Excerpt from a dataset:
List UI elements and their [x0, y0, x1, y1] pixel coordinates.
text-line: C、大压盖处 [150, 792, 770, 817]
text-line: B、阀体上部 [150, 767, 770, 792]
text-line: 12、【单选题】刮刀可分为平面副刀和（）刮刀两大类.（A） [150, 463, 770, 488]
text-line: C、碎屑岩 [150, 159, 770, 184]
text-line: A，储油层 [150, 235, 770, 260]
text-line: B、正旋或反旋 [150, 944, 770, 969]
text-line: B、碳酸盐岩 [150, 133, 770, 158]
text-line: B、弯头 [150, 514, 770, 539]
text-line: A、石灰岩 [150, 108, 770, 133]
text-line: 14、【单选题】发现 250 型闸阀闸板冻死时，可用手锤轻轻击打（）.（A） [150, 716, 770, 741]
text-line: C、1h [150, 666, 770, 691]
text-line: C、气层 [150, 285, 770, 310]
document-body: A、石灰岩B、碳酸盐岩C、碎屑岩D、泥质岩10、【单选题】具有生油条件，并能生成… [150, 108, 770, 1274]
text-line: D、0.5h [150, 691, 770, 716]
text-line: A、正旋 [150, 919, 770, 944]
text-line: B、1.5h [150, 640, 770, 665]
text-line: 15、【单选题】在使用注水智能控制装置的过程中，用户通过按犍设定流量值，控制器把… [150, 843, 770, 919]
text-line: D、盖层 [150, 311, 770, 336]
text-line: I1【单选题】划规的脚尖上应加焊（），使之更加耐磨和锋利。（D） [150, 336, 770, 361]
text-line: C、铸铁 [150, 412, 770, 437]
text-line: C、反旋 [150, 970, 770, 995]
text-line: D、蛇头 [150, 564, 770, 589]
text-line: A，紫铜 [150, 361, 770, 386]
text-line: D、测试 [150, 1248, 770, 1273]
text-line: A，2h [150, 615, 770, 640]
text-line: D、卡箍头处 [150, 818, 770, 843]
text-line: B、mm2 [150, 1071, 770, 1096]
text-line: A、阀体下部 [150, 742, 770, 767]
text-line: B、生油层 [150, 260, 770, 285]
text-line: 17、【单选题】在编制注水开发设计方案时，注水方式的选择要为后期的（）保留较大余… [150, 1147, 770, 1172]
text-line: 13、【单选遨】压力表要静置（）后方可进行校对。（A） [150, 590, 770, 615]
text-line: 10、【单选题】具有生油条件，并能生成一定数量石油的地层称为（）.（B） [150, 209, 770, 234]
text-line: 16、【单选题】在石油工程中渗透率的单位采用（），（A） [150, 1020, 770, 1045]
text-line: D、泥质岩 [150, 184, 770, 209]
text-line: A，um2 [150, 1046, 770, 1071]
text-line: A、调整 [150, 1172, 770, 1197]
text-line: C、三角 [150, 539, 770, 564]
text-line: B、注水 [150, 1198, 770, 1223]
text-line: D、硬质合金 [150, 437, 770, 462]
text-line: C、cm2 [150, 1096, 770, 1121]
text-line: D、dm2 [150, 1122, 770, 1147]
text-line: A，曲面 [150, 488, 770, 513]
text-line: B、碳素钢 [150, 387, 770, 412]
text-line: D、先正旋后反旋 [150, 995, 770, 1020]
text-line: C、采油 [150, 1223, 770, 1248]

__Given task__.
Copy the material above, from its first line through the line that contains "text-line: A，紫铜 [150, 361, 770, 386]", including both ends.

__Answer below__.
List UI elements and their [x0, y0, x1, y1] pixel coordinates.
text-line: C、大压盖处 [150, 792, 770, 817]
text-line: B、阀体上部 [150, 767, 770, 792]
text-line: 12、【单选题】刮刀可分为平面副刀和（）刮刀两大类.（A） [150, 463, 770, 488]
text-line: C、碎屑岩 [150, 159, 770, 184]
text-line: A，储油层 [150, 235, 770, 260]
text-line: B、正旋或反旋 [150, 944, 770, 969]
text-line: B、碳酸盐岩 [150, 133, 770, 158]
text-line: B、弯头 [150, 514, 770, 539]
text-line: A、石灰岩 [150, 108, 770, 133]
text-line: 14、【单选题】发现 250 型闸阀闸板冻死时，可用手锤轻轻击打（）.（A） [150, 716, 770, 741]
text-line: C、1h [150, 666, 770, 691]
text-line: C、气层 [150, 285, 770, 310]
document-body: A、石灰岩B、碳酸盐岩C、碎屑岩D、泥质岩10、【单选题】具有生油条件，并能生成… [150, 108, 770, 1274]
text-line: D、0.5h [150, 691, 770, 716]
text-line: A、正旋 [150, 919, 770, 944]
text-line: B、1.5h [150, 640, 770, 665]
text-line: 15、【单选题】在使用注水智能控制装置的过程中，用户通过按犍设定流量值，控制器把… [150, 843, 770, 919]
text-line: D、盖层 [150, 311, 770, 336]
text-line: I1【单选题】划规的脚尖上应加焊（），使之更加耐磨和锋利。（D） [150, 336, 770, 361]
text-line: C、铸铁 [150, 412, 770, 437]
text-line: C、反旋 [150, 970, 770, 995]
text-line: D、蛇头 [150, 564, 770, 589]
text-line: A，紫铜 [150, 361, 770, 386]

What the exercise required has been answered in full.